EXERCISE MATERIAL |
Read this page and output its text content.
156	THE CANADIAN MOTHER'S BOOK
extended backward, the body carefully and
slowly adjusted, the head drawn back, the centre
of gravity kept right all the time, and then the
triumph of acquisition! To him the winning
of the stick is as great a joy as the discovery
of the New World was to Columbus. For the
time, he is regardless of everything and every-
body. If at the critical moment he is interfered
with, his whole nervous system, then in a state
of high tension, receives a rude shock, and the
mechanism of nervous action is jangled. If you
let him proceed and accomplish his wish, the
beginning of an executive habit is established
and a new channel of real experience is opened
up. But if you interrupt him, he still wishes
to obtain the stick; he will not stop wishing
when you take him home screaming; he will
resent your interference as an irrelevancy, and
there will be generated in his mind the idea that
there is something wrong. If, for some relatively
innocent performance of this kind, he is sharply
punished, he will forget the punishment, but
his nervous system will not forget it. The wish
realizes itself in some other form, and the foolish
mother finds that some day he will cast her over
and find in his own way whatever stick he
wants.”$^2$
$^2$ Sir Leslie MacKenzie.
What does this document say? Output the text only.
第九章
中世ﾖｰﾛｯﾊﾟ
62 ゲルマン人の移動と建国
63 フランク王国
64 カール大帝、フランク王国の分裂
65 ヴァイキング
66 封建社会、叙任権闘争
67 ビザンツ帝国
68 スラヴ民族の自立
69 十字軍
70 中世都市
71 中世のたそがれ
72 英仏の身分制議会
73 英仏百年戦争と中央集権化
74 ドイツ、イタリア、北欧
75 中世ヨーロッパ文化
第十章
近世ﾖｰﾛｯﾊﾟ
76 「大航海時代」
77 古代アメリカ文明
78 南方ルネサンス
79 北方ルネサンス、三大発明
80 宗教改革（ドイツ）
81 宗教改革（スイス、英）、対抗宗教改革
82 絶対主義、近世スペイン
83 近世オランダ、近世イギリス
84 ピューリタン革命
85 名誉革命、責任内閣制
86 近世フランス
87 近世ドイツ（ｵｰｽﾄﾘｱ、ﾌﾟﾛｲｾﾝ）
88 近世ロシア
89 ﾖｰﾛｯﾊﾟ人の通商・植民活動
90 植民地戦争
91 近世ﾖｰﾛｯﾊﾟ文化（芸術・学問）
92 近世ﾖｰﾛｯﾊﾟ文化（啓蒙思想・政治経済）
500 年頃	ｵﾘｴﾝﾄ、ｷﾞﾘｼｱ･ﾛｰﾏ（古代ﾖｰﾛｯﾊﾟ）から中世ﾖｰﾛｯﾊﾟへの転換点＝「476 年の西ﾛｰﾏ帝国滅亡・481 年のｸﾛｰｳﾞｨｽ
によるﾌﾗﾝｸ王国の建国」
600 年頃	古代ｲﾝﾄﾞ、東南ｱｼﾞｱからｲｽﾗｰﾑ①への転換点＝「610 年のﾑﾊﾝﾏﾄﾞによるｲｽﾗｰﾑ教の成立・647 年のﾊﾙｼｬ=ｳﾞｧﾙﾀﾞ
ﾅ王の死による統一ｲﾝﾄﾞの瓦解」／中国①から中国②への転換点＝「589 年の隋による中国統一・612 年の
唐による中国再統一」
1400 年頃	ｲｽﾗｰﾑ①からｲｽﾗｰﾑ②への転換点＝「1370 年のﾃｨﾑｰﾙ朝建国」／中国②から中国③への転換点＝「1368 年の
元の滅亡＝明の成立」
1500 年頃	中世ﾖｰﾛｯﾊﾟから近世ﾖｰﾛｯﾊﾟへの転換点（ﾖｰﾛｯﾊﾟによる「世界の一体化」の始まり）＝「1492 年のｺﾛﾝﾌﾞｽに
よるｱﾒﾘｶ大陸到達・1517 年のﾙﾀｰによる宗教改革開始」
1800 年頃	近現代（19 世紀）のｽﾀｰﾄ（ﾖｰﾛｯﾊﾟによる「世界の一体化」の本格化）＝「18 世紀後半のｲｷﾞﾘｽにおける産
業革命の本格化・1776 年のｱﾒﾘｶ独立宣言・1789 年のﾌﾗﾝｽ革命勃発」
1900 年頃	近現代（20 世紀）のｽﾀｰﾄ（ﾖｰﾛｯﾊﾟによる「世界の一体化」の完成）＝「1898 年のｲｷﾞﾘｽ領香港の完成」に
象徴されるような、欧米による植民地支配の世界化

TASK DIRECTIONS | Give the lines exactly as they stand, from the line with "What does this" through the end of the material.

TASK OUTPUT |
What does this document say? Output the text only.
第九章
中世ﾖｰﾛｯﾊﾟ
62 ゲルマン人の移動と建国
63 フランク王国
64 カール大帝、フランク王国の分裂
65 ヴァイキング
66 封建社会、叙任権闘争
67 ビザンツ帝国
68 スラヴ民族の自立
69 十字軍
70 中世都市
71 中世のたそがれ
72 英仏の身分制議会
73 英仏百年戦争と中央集権化
74 ドイツ、イタリア、北欧
75 中世ヨーロッパ文化
第十章
近世ﾖｰﾛｯﾊﾟ
76 「大航海時代」
77 古代アメリカ文明
78 南方ルネサンス
79 北方ルネサンス、三大発明
80 宗教改革（ドイツ）
81 宗教改革（スイス、英）、対抗宗教改革
82 絶対主義、近世スペイン
83 近世オランダ、近世イギリス
84 ピューリタン革命
85 名誉革命、責任内閣制
86 近世フランス
87 近世ドイツ（ｵｰｽﾄﾘｱ、ﾌﾟﾛｲｾﾝ）
88 近世ロシア
89 ﾖｰﾛｯﾊﾟ人の通商・植民活動
90 植民地戦争
91 近世ﾖｰﾛｯﾊﾟ文化（芸術・学問）
92 近世ﾖｰﾛｯﾊﾟ文化（啓蒙思想・政治経済）
500 年頃	ｵﾘｴﾝﾄ、ｷﾞﾘｼｱ･ﾛｰﾏ（古代ﾖｰﾛｯﾊﾟ）から中世ﾖｰﾛｯﾊﾟへの転換点＝「476 年の西ﾛｰﾏ帝国滅亡・481 年のｸﾛｰｳﾞｨｽ
によるﾌﾗﾝｸ王国の建国」
600 年頃	古代ｲﾝﾄﾞ、東南ｱｼﾞｱからｲｽﾗｰﾑ①への転換点＝「610 年のﾑﾊﾝﾏﾄﾞによるｲｽﾗｰﾑ教の成立・647 年のﾊﾙｼｬ=ｳﾞｧﾙﾀﾞ
ﾅ王の死による統一ｲﾝﾄﾞの瓦解」／中国①から中国②への転換点＝「589 年の隋による中国統一・612 年の
唐による中国再統一」
1400 年頃	ｲｽﾗｰﾑ①からｲｽﾗｰﾑ②への転換点＝「1370 年のﾃｨﾑｰﾙ朝建国」／中国②から中国③への転換点＝「1368 年の
元の滅亡＝明の成立」
1500 年頃	中世ﾖｰﾛｯﾊﾟから近世ﾖｰﾛｯﾊﾟへの転換点（ﾖｰﾛｯﾊﾟによる「世界の一体化」の始まり）＝「1492 年のｺﾛﾝﾌﾞｽに
よるｱﾒﾘｶ大陸到達・1517 年のﾙﾀｰによる宗教改革開始」
1800 年頃	近現代（19 世紀）のｽﾀｰﾄ（ﾖｰﾛｯﾊﾟによる「世界の一体化」の本格化）＝「18 世紀後半のｲｷﾞﾘｽにおける産
業革命の本格化・1776 年のｱﾒﾘｶ独立宣言・1789 年のﾌﾗﾝｽ革命勃発」
1900 年頃	近現代（20 世紀）のｽﾀｰﾄ（ﾖｰﾛｯﾊﾟによる「世界の一体化」の完成）＝「1898 年のｲｷﾞﾘｽ領香港の完成」に
象徴されるような、欧米による植民地支配の世界化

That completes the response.